*** MATERIAL FOR THE TASK Section Begins ***

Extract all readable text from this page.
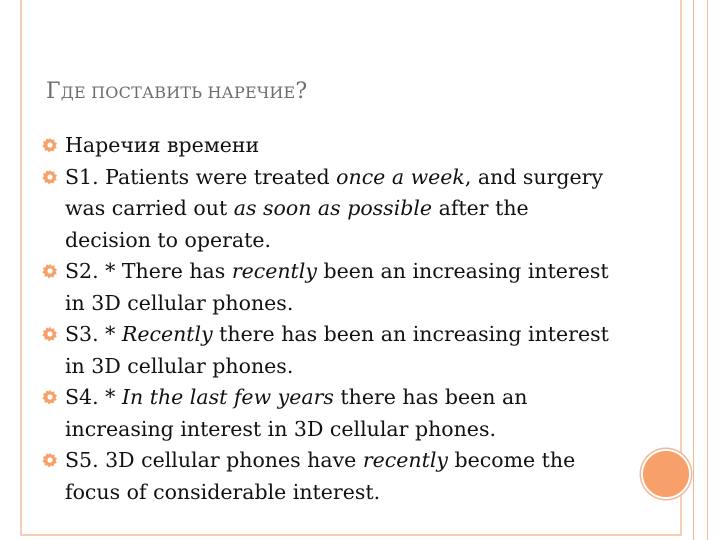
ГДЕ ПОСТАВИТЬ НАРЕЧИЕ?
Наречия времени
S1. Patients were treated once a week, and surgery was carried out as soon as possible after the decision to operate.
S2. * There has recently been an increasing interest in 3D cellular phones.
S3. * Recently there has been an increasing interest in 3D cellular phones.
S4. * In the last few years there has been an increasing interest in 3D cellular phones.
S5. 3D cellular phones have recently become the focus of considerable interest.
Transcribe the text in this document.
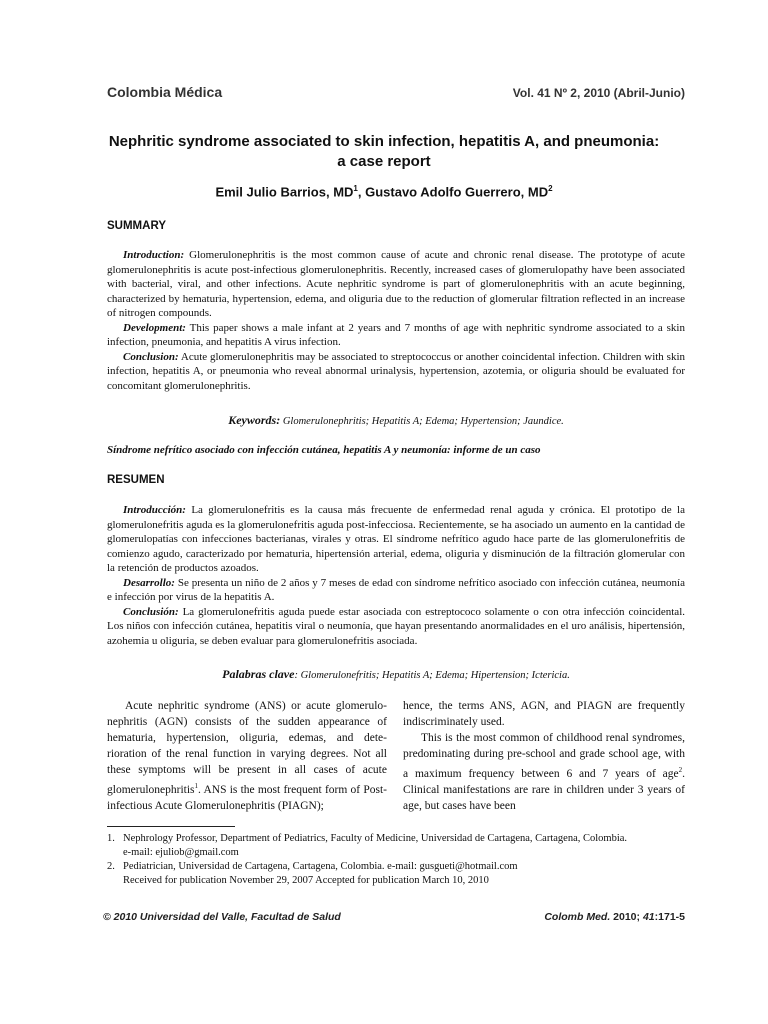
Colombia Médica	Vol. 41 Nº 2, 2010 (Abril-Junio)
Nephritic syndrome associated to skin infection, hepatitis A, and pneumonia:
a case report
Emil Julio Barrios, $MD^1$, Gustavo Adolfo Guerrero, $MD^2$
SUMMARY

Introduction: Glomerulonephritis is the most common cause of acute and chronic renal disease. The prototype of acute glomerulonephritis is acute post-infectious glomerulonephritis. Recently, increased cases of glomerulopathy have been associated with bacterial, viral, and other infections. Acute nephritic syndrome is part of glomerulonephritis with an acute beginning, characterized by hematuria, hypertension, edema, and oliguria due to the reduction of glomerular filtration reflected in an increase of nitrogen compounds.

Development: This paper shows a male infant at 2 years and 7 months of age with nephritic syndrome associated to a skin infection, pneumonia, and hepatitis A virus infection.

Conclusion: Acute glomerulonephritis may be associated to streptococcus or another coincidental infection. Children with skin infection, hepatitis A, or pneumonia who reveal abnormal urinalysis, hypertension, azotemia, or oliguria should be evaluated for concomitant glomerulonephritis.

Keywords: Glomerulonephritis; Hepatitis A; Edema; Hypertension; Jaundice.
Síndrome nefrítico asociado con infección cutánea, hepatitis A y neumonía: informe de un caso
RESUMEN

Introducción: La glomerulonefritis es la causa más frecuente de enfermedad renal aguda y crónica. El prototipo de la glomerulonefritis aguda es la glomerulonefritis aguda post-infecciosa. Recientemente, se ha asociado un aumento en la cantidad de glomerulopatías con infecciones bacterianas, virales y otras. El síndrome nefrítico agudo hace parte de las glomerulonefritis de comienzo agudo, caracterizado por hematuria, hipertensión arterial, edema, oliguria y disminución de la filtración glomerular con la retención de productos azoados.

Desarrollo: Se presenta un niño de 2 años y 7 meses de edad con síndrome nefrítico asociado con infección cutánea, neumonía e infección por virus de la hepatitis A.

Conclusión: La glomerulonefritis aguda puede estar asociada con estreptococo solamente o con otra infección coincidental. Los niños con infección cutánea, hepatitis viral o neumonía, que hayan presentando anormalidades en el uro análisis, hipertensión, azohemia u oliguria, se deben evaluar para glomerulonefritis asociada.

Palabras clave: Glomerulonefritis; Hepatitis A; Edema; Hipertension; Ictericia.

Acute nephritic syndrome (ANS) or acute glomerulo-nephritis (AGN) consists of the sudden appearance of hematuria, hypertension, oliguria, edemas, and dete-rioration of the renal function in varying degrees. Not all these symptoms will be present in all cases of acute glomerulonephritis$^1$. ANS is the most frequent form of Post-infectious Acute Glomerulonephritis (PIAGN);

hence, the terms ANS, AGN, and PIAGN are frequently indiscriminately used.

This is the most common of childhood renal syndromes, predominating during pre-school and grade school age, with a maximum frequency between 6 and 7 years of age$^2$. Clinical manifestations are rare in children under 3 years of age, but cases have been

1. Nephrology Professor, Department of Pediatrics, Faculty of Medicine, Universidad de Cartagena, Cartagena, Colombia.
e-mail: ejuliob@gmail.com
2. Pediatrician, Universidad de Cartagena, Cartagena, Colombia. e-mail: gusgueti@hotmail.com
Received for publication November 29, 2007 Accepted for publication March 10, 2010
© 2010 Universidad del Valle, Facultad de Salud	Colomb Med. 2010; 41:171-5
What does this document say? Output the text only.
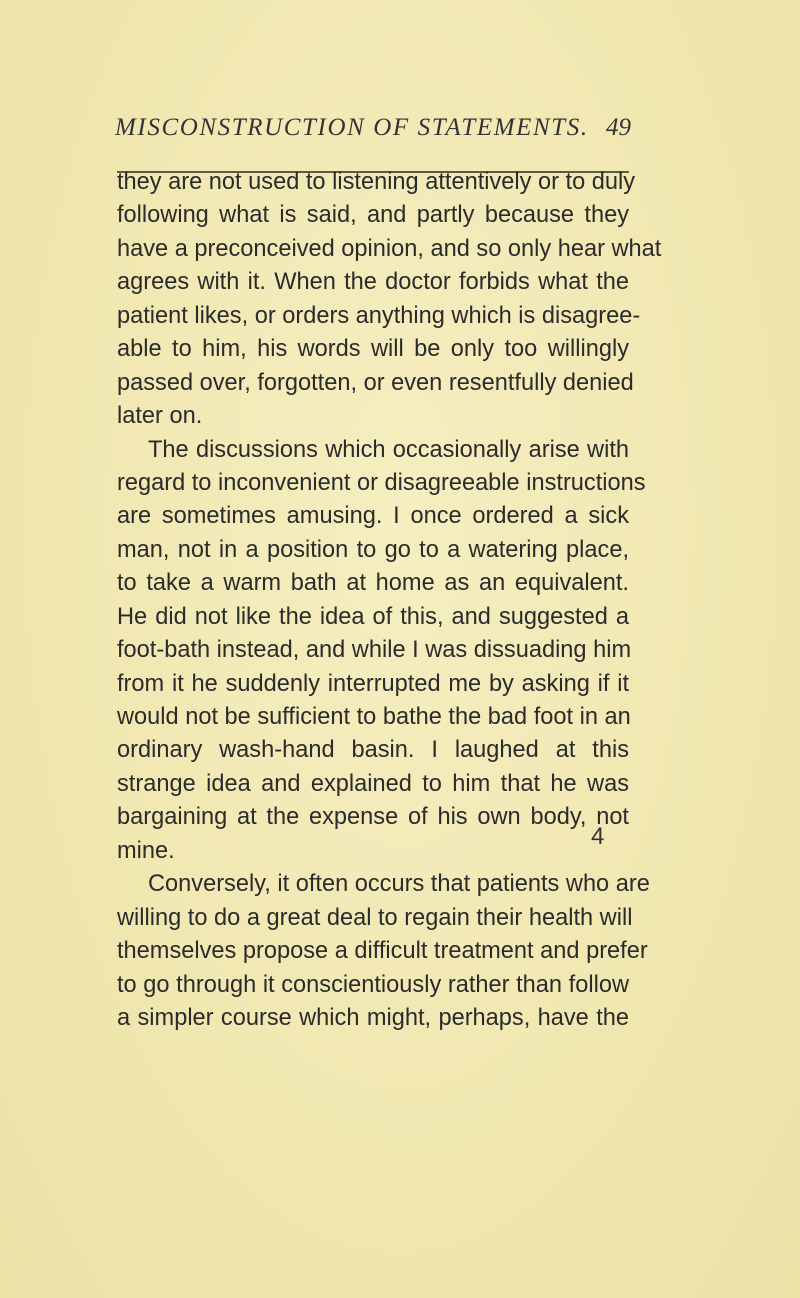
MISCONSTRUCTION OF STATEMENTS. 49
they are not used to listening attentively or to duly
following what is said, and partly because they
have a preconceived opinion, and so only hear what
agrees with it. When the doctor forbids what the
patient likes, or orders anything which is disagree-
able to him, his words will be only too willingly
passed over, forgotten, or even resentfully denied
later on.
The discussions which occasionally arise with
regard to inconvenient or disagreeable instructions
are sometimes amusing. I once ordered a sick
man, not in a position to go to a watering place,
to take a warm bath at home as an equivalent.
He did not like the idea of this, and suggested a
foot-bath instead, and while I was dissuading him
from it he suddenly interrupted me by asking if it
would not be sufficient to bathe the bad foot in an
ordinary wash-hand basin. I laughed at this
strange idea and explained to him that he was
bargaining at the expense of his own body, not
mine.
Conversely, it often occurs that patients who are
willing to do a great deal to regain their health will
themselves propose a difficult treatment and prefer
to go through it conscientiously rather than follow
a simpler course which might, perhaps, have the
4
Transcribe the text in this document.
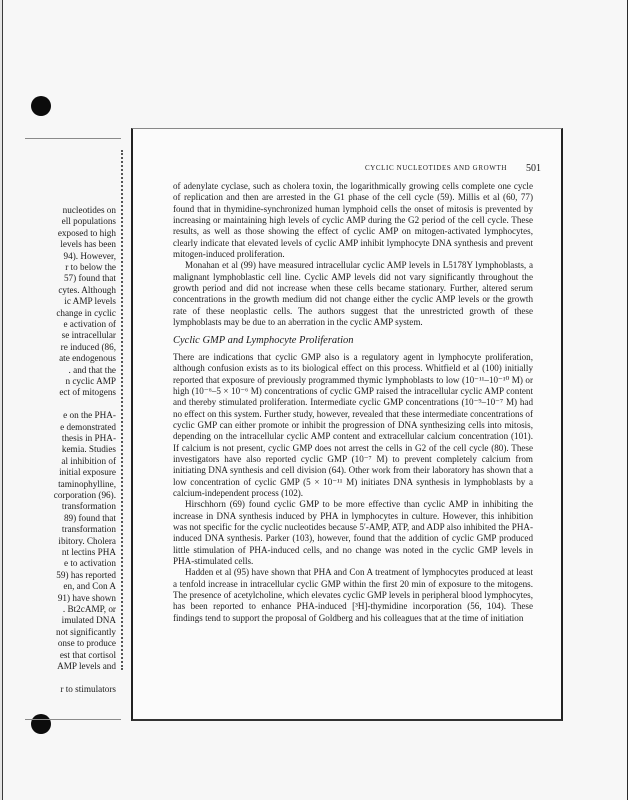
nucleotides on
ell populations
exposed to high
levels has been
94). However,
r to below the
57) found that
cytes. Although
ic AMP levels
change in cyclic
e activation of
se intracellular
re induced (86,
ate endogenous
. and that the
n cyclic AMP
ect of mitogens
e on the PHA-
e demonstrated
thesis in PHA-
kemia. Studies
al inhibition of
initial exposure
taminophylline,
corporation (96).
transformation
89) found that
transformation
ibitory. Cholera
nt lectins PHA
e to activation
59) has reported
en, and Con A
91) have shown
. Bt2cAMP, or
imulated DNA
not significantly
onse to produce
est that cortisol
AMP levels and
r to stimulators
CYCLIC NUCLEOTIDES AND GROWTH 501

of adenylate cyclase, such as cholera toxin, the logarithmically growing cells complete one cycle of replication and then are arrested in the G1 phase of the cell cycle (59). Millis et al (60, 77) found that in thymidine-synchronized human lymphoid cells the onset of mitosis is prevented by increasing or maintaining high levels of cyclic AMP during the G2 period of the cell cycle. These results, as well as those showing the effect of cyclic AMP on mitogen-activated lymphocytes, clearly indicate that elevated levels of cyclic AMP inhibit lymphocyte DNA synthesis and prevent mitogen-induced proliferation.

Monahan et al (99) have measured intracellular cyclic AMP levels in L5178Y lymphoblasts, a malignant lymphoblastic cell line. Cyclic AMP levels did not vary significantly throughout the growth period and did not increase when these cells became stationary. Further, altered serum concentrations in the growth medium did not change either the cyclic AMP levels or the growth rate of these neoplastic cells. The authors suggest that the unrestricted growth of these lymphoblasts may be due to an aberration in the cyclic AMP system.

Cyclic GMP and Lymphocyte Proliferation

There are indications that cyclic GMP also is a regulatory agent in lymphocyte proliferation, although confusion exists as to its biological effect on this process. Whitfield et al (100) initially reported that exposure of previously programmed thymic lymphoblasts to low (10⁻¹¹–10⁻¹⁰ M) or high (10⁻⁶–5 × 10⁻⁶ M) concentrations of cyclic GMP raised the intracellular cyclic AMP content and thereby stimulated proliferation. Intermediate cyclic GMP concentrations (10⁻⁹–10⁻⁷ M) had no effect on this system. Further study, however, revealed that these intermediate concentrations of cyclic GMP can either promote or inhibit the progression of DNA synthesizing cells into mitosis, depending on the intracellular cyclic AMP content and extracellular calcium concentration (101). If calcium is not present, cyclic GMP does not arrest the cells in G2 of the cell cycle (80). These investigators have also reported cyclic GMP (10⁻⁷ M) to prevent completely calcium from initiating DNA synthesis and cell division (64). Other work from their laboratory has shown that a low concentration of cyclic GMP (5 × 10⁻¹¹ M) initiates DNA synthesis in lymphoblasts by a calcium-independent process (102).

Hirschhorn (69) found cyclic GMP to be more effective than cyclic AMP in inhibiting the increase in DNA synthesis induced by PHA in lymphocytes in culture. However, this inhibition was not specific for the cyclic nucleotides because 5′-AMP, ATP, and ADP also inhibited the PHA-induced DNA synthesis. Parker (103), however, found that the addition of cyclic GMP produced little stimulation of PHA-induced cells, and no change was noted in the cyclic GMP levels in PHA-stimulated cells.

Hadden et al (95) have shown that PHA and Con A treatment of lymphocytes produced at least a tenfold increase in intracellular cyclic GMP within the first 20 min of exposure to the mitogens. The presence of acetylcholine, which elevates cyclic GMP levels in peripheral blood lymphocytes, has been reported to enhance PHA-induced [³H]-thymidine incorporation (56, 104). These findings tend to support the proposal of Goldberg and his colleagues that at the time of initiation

*** MATERIAL FOR THE TASK Section Ends ***

■ **REQUIRED ACTION**
Lines above with the string "interest" need to be found and copied.

■ **ANSWER BOX**
S2. * There has recently been an increasing interest in 3D cellular phones.
S3. * Recently there has been an increasing interest in 3D cellular phones.
S4. * In the last few years there has been an increasing interest in 3D cellular phones.
S5. 3D cellular phones have recently become the focus of considerable interest.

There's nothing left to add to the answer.